(Records from a collection of figures)
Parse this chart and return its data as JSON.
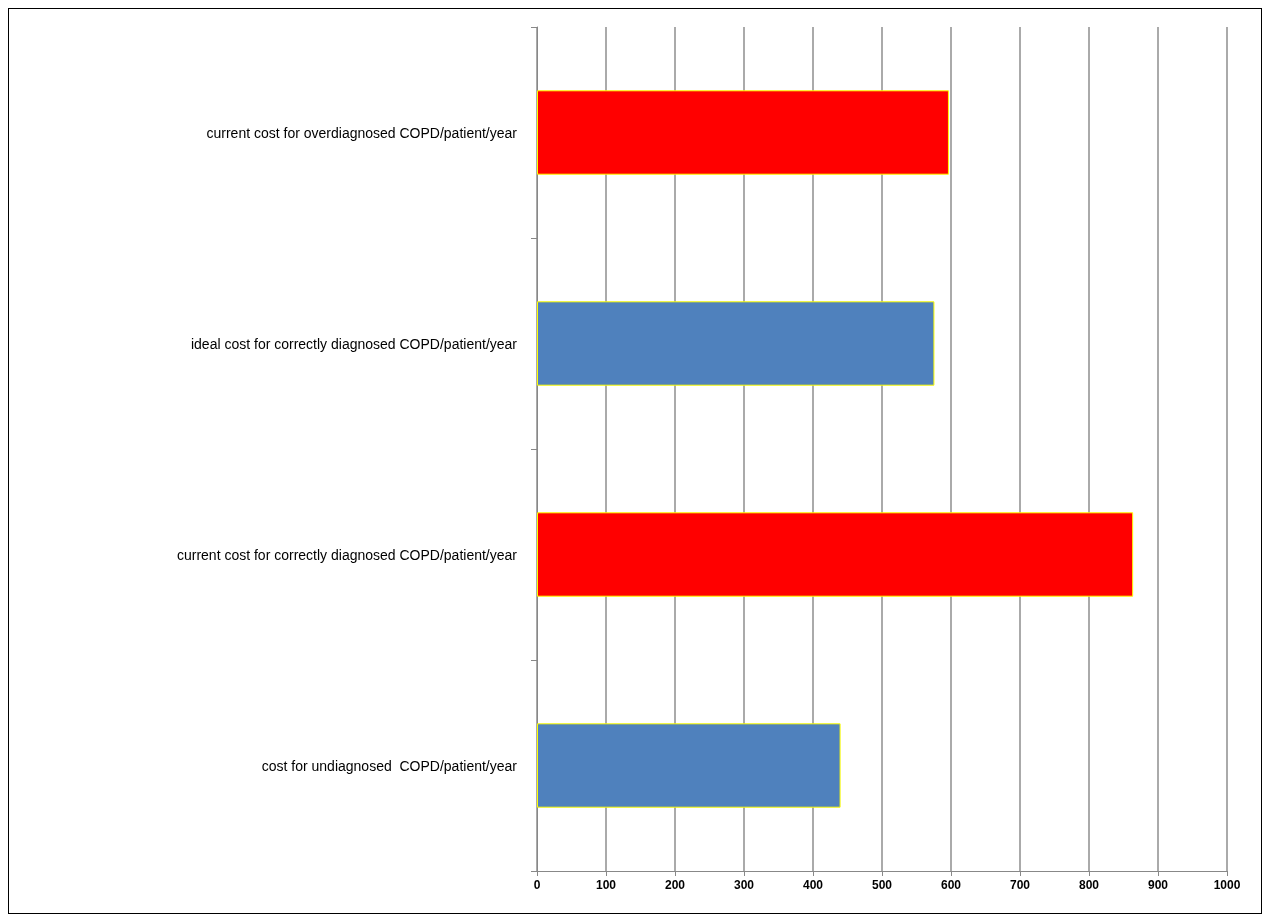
{
  "chart_data": {
    "type": "bar",
    "orientation": "horizontal",
    "categories": [
      "current cost for overdiagnosed COPD/patient/year",
      "ideal cost for correctly diagnosed COPD/patient/year",
      "current cost for correctly diagnosed COPD/patient/year",
      "cost for undiagnosed  COPD/patient/year"
    ],
    "values": [
      597,
      576,
      864,
      440
    ],
    "colors": [
      "#ff0000",
      "#4f81bd",
      "#ff0000",
      "#4f81bd"
    ],
    "xlim": [
      0,
      1000
    ],
    "xticks": [
      0,
      100,
      200,
      300,
      400,
      500,
      600,
      700,
      800,
      900,
      1000
    ],
    "grid": "x"
  }
}
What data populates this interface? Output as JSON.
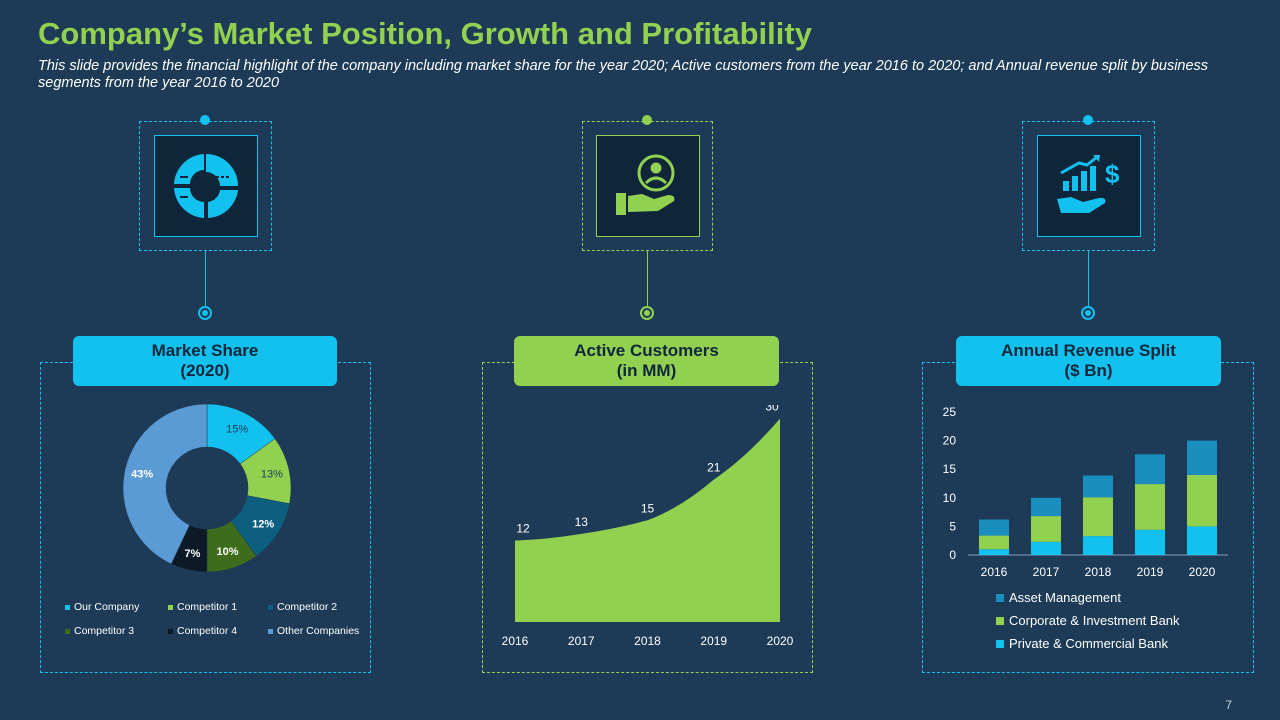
{
  "slide": {
    "title": "Company’s Market Position, Growth and Profitability",
    "subtitle": "This slide provides the financial highlight of the company including market share for the year 2020; Active customers from the year 2016 to 2020; and Annual revenue split by business segments from the year 2016 to 2020",
    "page_number": "7"
  },
  "colors": {
    "background": "#1d3a56",
    "blue_accent": "#12c1ee",
    "green_accent": "#92d050",
    "title_green": "#92d050"
  },
  "panels": {
    "market_share": {
      "title_line1": "Market Share",
      "title_line2": "(2020)",
      "icon": "donut-chart-icon"
    },
    "active_customers": {
      "title_line1": "Active Customers",
      "title_line2": "(in MM)",
      "icon": "hand-user-icon"
    },
    "revenue": {
      "title_line1": "Annual Revenue Split",
      "title_line2": "($ Bn)",
      "icon": "hand-dollar-growth-icon"
    }
  },
  "chart_data": [
    {
      "type": "pie",
      "title": "",
      "categories": [
        "Our Company",
        "Competitor 1",
        "Competitor 2",
        "Competitor 3",
        "Competitor 4",
        "Other Companies"
      ],
      "values": [
        15,
        13,
        12,
        10,
        7,
        43
      ],
      "labels": [
        "15%",
        "13%",
        "12%",
        "10%",
        "7%",
        "43%"
      ],
      "colors": [
        "#12c1ee",
        "#92d050",
        "#0d5f7f",
        "#3f6b1c",
        "#0c1a28",
        "#5b9bd5"
      ],
      "legend_position": "bottom"
    },
    {
      "type": "area",
      "title": "",
      "x": [
        "2016",
        "2017",
        "2018",
        "2019",
        "2020"
      ],
      "values": [
        12,
        13,
        15,
        21,
        30
      ],
      "labels": [
        "12",
        "13",
        "15",
        "21",
        "30"
      ],
      "color": "#92d050",
      "ylim": [
        0,
        32
      ]
    },
    {
      "type": "bar",
      "stacked": true,
      "title": "",
      "categories": [
        "2016",
        "2017",
        "2018",
        "2019",
        "2020"
      ],
      "series": [
        {
          "name": "Private & Commercial Bank",
          "values": [
            1,
            2.3,
            3.3,
            4.4,
            5
          ],
          "color": "#12c1ee"
        },
        {
          "name": "Corporate & Investment Bank",
          "values": [
            2.4,
            4.5,
            6.8,
            8,
            9
          ],
          "color": "#92d050"
        },
        {
          "name": "Asset Management",
          "values": [
            2.8,
            3.2,
            3.8,
            5.2,
            6
          ],
          "color": "#1a8fbf"
        }
      ],
      "yticks": [
        "0",
        "5",
        "10",
        "15",
        "20",
        "25"
      ],
      "ylim": [
        0,
        25
      ],
      "legend_order": [
        "Asset Management",
        "Corporate & Investment Bank",
        "Private & Commercial Bank"
      ],
      "legend_position": "bottom"
    }
  ]
}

_Stated task_: In the material above, show every line where the word "Investment" turns up.

_Full solution_:
          "name": "Corporate & Investment Bank",
        "Corporate & Investment Bank",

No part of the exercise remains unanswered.